-- start of Record excerpts --
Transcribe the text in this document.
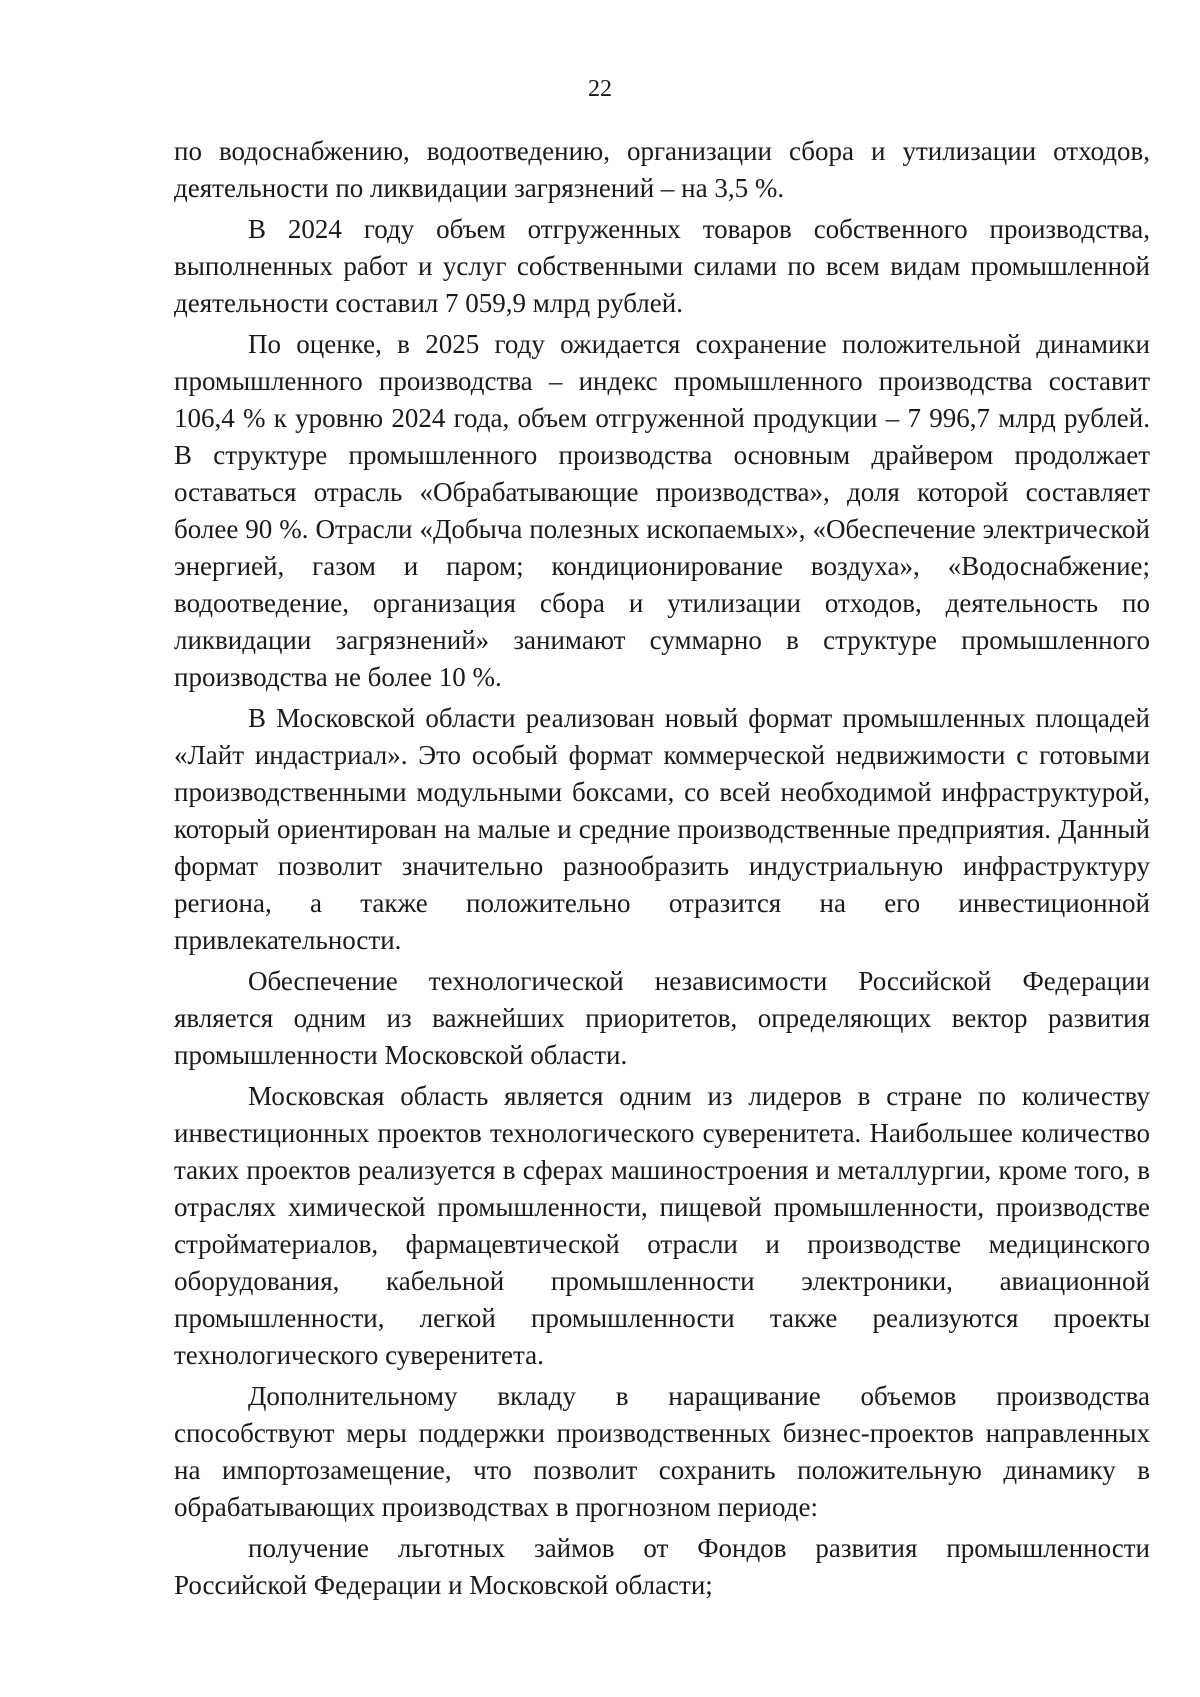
22

по водоснабжению, водоотведению, организации сбора и утилизации отходов, деятельности по ликвидации загрязнений – на 3,5 %.

В 2024 году объем отгруженных товаров собственного производства, выполненных работ и услуг собственными силами по всем видам промышленной деятельности составил 7 059,9 млрд рублей.

По оценке, в 2025 году ожидается сохранение положительной динамики промышленного производства – индекс промышленного производства составит 106,4 % к уровню 2024 года, объем отгруженной продукции – 7 996,7 млрд рублей. В структуре промышленного производства основным драйвером продолжает оставаться отрасль «Обрабатывающие производства», доля которой составляет более 90 %. Отрасли «Добыча полезных ископаемых», «Обеспечение электрической энергией, газом и паром; кондиционирование воздуха», «Водоснабжение; водоотведение, организация сбора и утилизации отходов, деятельность по ликвидации загрязнений» занимают суммарно в структуре промышленного производства не более 10 %.

В Московской области реализован новый формат промышленных площадей «Лайт индастриал». Это особый формат коммерческой недвижимости с готовыми производственными модульными боксами, со всей необходимой инфраструктурой, который ориентирован на малые и средние производственные предприятия. Данный формат позволит значительно разнообразить индустриальную инфраструктуру региона, а также положительно отразится на его инвестиционной привлекательности.

Обеспечение технологической независимости Российской Федерации является одним из важнейших приоритетов, определяющих вектор развития промышленности Московской области.

Московская область является одним из лидеров в стране по количеству инвестиционных проектов технологического суверенитета. Наибольшее количество таких проектов реализуется в сферах машиностроения и металлургии, кроме того, в отраслях химической промышленности, пищевой промышленности, производстве стройматериалов, фармацевтической отрасли и производстве медицинского оборудования, кабельной промышленности электроники, авиационной промышленности, легкой промышленности также реализуются проекты технологического суверенитета.

Дополнительному вкладу в наращивание объемов производства способствуют меры поддержки производственных бизнес-проектов направленных на импортозамещение, что позволит сохранить положительную динамику в обрабатывающих производствах в прогнозном периоде:

получение льготных займов от Фондов развития промышленности Российской Федерации и Московской области;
-- end of Record excerpts --
Task to carry out: Show every line of the listing in which the string "деятельности" can be found.

Solution below:
по водоснабжению, водоотведению, организации сбора и утилизации отходов, деятельности по ликвидации загрязнений – на 3,5 %.
В 2024 году объем отгруженных товаров собственного производства, выполненных работ и услуг собственными силами по всем видам промышленной деятельности составил 7 059,9 млрд рублей.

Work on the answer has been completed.